▶ [Request]
How many lines of the material below contain the string "degree"? Answer with the number and nothing else.

Items from a data source:
-.-.-

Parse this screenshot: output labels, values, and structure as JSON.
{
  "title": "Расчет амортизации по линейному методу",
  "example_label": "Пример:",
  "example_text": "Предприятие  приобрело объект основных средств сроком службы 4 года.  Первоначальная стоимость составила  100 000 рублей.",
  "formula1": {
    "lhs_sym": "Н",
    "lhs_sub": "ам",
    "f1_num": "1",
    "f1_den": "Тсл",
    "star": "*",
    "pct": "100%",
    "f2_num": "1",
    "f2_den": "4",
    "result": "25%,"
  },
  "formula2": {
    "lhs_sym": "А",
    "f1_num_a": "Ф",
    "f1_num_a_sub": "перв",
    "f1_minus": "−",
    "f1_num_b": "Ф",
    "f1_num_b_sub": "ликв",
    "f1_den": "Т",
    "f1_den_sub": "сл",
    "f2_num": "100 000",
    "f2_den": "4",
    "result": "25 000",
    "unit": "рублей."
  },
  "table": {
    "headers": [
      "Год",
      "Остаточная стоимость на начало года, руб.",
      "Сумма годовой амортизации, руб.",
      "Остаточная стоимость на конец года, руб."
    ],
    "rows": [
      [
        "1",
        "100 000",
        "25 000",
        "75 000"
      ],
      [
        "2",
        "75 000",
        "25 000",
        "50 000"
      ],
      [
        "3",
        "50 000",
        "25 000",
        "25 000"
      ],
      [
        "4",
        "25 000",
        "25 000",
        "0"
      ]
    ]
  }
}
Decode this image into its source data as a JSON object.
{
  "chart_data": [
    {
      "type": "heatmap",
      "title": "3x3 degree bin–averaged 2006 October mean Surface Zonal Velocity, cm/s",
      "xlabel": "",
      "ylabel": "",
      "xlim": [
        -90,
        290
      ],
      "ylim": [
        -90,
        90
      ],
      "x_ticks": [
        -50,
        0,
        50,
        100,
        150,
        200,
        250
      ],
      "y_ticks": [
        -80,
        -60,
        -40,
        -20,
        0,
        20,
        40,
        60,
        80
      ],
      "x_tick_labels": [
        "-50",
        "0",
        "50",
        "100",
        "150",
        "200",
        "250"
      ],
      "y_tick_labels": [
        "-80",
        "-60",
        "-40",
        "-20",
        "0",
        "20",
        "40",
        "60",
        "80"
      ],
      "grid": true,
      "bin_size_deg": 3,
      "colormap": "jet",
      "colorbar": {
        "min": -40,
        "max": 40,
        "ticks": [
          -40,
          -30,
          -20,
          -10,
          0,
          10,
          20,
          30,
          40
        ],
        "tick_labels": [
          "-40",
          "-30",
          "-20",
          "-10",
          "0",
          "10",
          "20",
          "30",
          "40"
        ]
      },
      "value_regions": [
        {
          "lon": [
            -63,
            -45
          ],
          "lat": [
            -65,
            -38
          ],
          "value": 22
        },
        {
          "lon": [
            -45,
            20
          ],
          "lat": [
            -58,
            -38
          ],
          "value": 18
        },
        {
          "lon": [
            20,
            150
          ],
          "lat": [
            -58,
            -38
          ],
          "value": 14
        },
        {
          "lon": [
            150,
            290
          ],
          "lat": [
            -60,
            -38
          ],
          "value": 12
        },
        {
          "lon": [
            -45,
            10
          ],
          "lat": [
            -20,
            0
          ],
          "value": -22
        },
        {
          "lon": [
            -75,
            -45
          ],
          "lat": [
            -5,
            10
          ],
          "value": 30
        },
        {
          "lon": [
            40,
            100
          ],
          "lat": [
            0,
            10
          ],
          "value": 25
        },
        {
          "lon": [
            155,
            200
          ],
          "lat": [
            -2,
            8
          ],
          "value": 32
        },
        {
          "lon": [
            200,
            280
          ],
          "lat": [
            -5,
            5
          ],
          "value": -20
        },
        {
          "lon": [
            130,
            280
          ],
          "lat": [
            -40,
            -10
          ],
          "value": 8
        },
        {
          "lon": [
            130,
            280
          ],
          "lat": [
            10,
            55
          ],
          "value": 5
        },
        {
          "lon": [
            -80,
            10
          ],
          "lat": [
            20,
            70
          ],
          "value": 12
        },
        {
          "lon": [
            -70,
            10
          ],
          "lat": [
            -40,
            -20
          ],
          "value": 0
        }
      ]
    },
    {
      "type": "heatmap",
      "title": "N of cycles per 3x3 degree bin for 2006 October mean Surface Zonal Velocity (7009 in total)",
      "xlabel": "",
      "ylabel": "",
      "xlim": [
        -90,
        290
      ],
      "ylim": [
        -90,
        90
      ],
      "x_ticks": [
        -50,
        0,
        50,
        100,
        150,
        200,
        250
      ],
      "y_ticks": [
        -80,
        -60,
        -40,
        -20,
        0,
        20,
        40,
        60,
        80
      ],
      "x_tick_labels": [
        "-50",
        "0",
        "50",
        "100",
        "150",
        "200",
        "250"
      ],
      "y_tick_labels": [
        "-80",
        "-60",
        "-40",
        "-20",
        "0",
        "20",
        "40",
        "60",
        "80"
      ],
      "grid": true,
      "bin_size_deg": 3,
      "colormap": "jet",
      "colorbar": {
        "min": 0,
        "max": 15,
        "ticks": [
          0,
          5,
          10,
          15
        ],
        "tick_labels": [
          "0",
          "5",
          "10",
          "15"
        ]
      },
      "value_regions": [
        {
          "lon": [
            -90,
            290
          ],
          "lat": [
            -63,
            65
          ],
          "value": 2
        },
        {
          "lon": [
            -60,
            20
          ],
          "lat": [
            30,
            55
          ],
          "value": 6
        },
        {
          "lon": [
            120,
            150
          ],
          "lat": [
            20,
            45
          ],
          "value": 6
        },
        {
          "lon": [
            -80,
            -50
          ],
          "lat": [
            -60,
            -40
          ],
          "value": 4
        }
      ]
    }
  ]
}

-.-.-

▶ [Answer]
2